## Task material
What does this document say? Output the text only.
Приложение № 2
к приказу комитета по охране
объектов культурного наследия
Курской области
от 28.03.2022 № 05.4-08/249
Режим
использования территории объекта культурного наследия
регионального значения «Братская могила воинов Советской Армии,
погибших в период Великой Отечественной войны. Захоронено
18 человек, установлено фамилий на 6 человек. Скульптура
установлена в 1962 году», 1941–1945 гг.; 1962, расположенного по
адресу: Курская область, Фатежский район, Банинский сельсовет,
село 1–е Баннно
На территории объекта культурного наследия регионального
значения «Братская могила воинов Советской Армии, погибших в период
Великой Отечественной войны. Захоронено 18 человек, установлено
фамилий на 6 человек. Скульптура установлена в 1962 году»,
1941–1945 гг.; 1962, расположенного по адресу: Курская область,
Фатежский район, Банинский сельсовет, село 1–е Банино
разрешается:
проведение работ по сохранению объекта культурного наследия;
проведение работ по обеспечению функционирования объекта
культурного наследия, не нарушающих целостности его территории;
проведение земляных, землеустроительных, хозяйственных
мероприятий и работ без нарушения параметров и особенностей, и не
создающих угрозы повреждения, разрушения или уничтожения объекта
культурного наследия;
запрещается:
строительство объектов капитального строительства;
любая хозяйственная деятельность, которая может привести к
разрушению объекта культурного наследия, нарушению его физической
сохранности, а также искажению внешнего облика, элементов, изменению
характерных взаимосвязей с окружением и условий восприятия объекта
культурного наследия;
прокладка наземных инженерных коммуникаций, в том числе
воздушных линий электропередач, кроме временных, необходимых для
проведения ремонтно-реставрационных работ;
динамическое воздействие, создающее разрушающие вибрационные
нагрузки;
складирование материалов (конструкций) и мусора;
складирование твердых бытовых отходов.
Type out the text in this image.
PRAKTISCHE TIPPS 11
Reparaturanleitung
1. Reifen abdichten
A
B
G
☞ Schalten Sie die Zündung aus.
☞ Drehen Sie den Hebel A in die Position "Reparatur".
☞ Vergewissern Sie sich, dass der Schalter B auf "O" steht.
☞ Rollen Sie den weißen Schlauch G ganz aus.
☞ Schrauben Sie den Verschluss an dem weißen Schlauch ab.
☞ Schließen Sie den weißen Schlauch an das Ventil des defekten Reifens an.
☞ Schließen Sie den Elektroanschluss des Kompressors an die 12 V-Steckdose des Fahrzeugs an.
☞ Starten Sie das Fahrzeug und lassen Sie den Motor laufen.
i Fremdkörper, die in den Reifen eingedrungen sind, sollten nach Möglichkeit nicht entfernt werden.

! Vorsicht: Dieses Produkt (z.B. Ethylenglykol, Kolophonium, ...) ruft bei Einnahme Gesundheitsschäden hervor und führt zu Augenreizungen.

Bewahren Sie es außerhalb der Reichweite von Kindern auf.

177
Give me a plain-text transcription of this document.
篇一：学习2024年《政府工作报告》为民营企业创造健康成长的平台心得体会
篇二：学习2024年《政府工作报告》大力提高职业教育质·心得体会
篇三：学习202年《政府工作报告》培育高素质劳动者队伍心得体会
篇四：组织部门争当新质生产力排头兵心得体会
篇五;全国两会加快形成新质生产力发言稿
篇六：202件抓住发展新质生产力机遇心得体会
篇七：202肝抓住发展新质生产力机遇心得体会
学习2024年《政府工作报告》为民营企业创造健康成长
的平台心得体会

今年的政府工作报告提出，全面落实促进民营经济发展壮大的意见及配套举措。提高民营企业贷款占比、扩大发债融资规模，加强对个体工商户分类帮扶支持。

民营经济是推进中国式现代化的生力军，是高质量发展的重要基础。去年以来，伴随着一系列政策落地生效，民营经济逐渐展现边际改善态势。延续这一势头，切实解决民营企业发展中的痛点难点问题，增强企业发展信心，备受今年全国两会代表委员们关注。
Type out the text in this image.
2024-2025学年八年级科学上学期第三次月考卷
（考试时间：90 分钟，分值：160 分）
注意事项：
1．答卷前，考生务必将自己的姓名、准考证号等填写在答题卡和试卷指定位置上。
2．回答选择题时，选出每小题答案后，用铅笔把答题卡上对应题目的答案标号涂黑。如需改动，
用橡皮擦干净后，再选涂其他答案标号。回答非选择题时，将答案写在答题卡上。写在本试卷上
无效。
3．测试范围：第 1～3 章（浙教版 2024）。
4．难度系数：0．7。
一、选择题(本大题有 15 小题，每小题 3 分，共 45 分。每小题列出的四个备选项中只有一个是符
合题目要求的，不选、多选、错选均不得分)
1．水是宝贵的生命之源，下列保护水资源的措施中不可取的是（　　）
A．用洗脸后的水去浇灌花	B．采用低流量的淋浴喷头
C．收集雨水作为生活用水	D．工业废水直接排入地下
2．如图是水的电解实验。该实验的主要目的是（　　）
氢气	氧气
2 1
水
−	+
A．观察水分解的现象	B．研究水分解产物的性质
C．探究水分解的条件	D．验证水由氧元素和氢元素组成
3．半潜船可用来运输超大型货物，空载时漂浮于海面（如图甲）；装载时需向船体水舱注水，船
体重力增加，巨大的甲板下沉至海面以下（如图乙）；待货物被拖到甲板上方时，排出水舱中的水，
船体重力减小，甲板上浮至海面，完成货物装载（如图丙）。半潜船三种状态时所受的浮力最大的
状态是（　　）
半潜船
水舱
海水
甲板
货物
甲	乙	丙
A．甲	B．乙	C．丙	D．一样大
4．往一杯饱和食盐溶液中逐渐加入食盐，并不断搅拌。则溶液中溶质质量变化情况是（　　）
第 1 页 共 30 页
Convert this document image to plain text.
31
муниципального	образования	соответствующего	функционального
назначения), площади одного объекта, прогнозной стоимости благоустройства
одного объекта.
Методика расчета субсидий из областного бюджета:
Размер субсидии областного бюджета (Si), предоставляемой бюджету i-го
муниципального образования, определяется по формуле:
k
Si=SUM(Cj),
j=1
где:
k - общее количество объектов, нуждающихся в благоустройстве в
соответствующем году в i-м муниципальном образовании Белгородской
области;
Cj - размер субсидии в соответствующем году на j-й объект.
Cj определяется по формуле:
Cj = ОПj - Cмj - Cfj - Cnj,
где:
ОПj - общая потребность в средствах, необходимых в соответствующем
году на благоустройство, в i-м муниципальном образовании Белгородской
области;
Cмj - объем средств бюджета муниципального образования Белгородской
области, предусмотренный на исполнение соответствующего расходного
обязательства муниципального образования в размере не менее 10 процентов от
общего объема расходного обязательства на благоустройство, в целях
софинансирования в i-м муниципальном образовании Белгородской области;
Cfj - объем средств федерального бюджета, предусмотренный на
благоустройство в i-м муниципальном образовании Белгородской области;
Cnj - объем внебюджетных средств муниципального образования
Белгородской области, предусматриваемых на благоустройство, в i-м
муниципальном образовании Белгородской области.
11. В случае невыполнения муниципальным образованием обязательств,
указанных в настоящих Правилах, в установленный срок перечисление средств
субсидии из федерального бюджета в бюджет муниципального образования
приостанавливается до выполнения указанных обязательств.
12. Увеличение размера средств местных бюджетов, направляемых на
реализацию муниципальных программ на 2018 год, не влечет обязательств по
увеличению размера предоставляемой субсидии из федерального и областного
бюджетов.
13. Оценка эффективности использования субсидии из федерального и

## Requirements
From the records above, extract everything verbatim.

## Problem solution
What does this document say? Output the text only.
Приложение № 2
к приказу комитета по охране
объектов культурного наследия
Курской области
от 28.03.2022 № 05.4-08/249
Режим
использования территории объекта культурного наследия
регионального значения «Братская могила воинов Советской Армии,
погибших в период Великой Отечественной войны. Захоронено
18 человек, установлено фамилий на 6 человек. Скульптура
установлена в 1962 году», 1941–1945 гг.; 1962, расположенного по
адресу: Курская область, Фатежский район, Банинский сельсовет,
село 1–е Баннно
На территории объекта культурного наследия регионального
значения «Братская могила воинов Советской Армии, погибших в период
Великой Отечественной войны. Захоронено 18 человек, установлено
фамилий на 6 человек. Скульптура установлена в 1962 году»,
1941–1945 гг.; 1962, расположенного по адресу: Курская область,
Фатежский район, Банинский сельсовет, село 1–е Банино
разрешается:
проведение работ по сохранению объекта культурного наследия;
проведение работ по обеспечению функционирования объекта
культурного наследия, не нарушающих целостности его территории;
проведение земляных, землеустроительных, хозяйственных
мероприятий и работ без нарушения параметров и особенностей, и не
создающих угрозы повреждения, разрушения или уничтожения объекта
культурного наследия;
запрещается:
строительство объектов капитального строительства;
любая хозяйственная деятельность, которая может привести к
разрушению объекта культурного наследия, нарушению его физической
сохранности, а также искажению внешнего облика, элементов, изменению
характерных взаимосвязей с окружением и условий восприятия объекта
культурного наследия;
прокладка наземных инженерных коммуникаций, в том числе
воздушных линий электропередач, кроме временных, необходимых для
проведения ремонтно-реставрационных работ;
динамическое воздействие, создающее разрушающие вибрационные
нагрузки;
складирование материалов (конструкций) и мусора;
складирование твердых бытовых отходов.
Type out the text in this image.
PRAKTISCHE TIPPS 11
Reparaturanleitung
1. Reifen abdichten
A
B
G
☞ Schalten Sie die Zündung aus.
☞ Drehen Sie den Hebel A in die Position "Reparatur".
☞ Vergewissern Sie sich, dass der Schalter B auf "O" steht.
☞ Rollen Sie den weißen Schlauch G ganz aus.
☞ Schrauben Sie den Verschluss an dem weißen Schlauch ab.
☞ Schließen Sie den weißen Schlauch an das Ventil des defekten Reifens an.
☞ Schließen Sie den Elektroanschluss des Kompressors an die 12 V-Steckdose des Fahrzeugs an.
☞ Starten Sie das Fahrzeug und lassen Sie den Motor laufen.
i Fremdkörper, die in den Reifen eingedrungen sind, sollten nach Möglichkeit nicht entfernt werden.

! Vorsicht: Dieses Produkt (z.B. Ethylenglykol, Kolophonium, ...) ruft bei Einnahme Gesundheitsschäden hervor und führt zu Augenreizungen.

Bewahren Sie es außerhalb der Reichweite von Kindern auf.

177
Give me a plain-text transcription of this document.
篇一：学习2024年《政府工作报告》为民营企业创造健康成长的平台心得体会
篇二：学习2024年《政府工作报告》大力提高职业教育质·心得体会
篇三：学习202年《政府工作报告》培育高素质劳动者队伍心得体会
篇四：组织部门争当新质生产力排头兵心得体会
篇五;全国两会加快形成新质生产力发言稿
篇六：202件抓住发展新质生产力机遇心得体会
篇七：202肝抓住发展新质生产力机遇心得体会
学习2024年《政府工作报告》为民营企业创造健康成长
的平台心得体会

今年的政府工作报告提出，全面落实促进民营经济发展壮大的意见及配套举措。提高民营企业贷款占比、扩大发债融资规模，加强对个体工商户分类帮扶支持。

民营经济是推进中国式现代化的生力军，是高质量发展的重要基础。去年以来，伴随着一系列政策落地生效，民营经济逐渐展现边际改善态势。延续这一势头，切实解决民营企业发展中的痛点难点问题，增强企业发展信心，备受今年全国两会代表委员们关注。
Type out the text in this image.
2024-2025学年八年级科学上学期第三次月考卷
（考试时间：90 分钟，分值：160 分）
注意事项：
1．答卷前，考生务必将自己的姓名、准考证号等填写在答题卡和试卷指定位置上。
2．回答选择题时，选出每小题答案后，用铅笔把答题卡上对应题目的答案标号涂黑。如需改动，
用橡皮擦干净后，再选涂其他答案标号。回答非选择题时，将答案写在答题卡上。写在本试卷上
无效。
3．测试范围：第 1～3 章（浙教版 2024）。
4．难度系数：0．7。
一、选择题(本大题有 15 小题，每小题 3 分，共 45 分。每小题列出的四个备选项中只有一个是符
合题目要求的，不选、多选、错选均不得分)
1．水是宝贵的生命之源，下列保护水资源的措施中不可取的是（　　）
A．用洗脸后的水去浇灌花	B．采用低流量的淋浴喷头
C．收集雨水作为生活用水	D．工业废水直接排入地下
2．如图是水的电解实验。该实验的主要目的是（　　）
氢气	氧气
2 1
水
−	+
A．观察水分解的现象	B．研究水分解产物的性质
C．探究水分解的条件	D．验证水由氧元素和氢元素组成
3．半潜船可用来运输超大型货物，空载时漂浮于海面（如图甲）；装载时需向船体水舱注水，船
体重力增加，巨大的甲板下沉至海面以下（如图乙）；待货物被拖到甲板上方时，排出水舱中的水，
船体重力减小，甲板上浮至海面，完成货物装载（如图丙）。半潜船三种状态时所受的浮力最大的
状态是（　　）
半潜船
水舱
海水
甲板
货物
甲	乙	丙
A．甲	B．乙	C．丙	D．一样大
4．往一杯饱和食盐溶液中逐渐加入食盐，并不断搅拌。则溶液中溶质质量变化情况是（　　）
第 1 页 共 30 页
Convert this document image to plain text.
31
муниципального	образования	соответствующего	функционального
назначения), площади одного объекта, прогнозной стоимости благоустройства
одного объекта.
Методика расчета субсидий из областного бюджета:
Размер субсидии областного бюджета (Si), предоставляемой бюджету i-го
муниципального образования, определяется по формуле:
k
Si=SUM(Cj),
j=1
где:
k - общее количество объектов, нуждающихся в благоустройстве в
соответствующем году в i-м муниципальном образовании Белгородской
области;
Cj - размер субсидии в соответствующем году на j-й объект.
Cj определяется по формуле:
Cj = ОПj - Cмj - Cfj - Cnj,
где:
ОПj - общая потребность в средствах, необходимых в соответствующем
году на благоустройство, в i-м муниципальном образовании Белгородской
области;
Cмj - объем средств бюджета муниципального образования Белгородской
области, предусмотренный на исполнение соответствующего расходного
обязательства муниципального образования в размере не менее 10 процентов от
общего объема расходного обязательства на благоустройство, в целях
софинансирования в i-м муниципальном образовании Белгородской области;
Cfj - объем средств федерального бюджета, предусмотренный на
благоустройство в i-м муниципальном образовании Белгородской области;
Cnj - объем внебюджетных средств муниципального образования
Белгородской области, предусматриваемых на благоустройство, в i-м
муниципальном образовании Белгородской области.
11. В случае невыполнения муниципальным образованием обязательств,
указанных в настоящих Правилах, в установленный срок перечисление средств
субсидии из федерального бюджета в бюджет муниципального образования
приостанавливается до выполнения указанных обязательств.
12. Увеличение размера средств местных бюджетов, направляемых на
реализацию муниципальных программ на 2018 год, не влечет обязательств по
увеличению размера предоставляемой субсидии из федерального и областного
бюджетов.
13. Оценка эффективности использования субсидии из федерального и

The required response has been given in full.